Exercise details = Your task is to transcribe the records exactly, skipping every image.
_____
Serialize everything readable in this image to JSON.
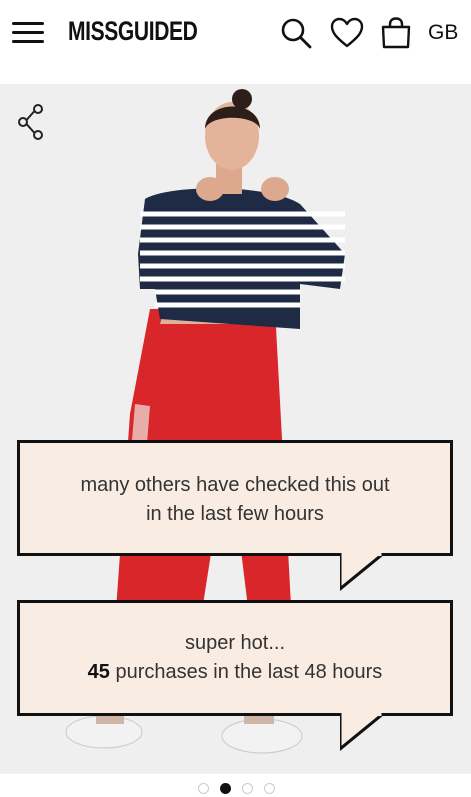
{
  "header": {
    "logo": "MISSGUIDED",
    "country": "GB",
    "icons": [
      "menu-icon",
      "search-icon",
      "heart-icon",
      "bag-icon"
    ]
  },
  "hero": {
    "share_icon": "share-icon",
    "notice_1": {
      "line1": "many others have checked this out",
      "line2": "in the last few hours"
    },
    "notice_2": {
      "line1": "super hot...",
      "count": "45",
      "line2_rest": " purchases in the last 48 hours"
    }
  },
  "carousel": {
    "total": 4,
    "active_index": 1
  },
  "colors": {
    "bubble_bg": "#f8ece3",
    "bubble_border": "#111111",
    "jeans": "#d8262b",
    "photo_bg": "#efefef"
  }
}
_____
Result =
Serialize everything readable in this image to JSON.
{
  "header": {
    "logo": "MISSGUIDED",
    "country": "GB",
    "icons": [
      "menu-icon",
      "search-icon",
      "heart-icon",
      "bag-icon"
    ]
  },
  "hero": {
    "share_icon": "share-icon",
    "notice_1": {
      "line1": "many others have checked this out",
      "line2": "in the last few hours"
    },
    "notice_2": {
      "line1": "super hot...",
      "count": "45",
      "line2_rest": " purchases in the last 48 hours"
    }
  },
  "carousel": {
    "total": 4,
    "active_index": 1
  },
  "colors": {
    "bubble_bg": "#f8ece3",
    "bubble_border": "#111111",
    "jeans": "#d8262b",
    "photo_bg": "#efefef"
  }
}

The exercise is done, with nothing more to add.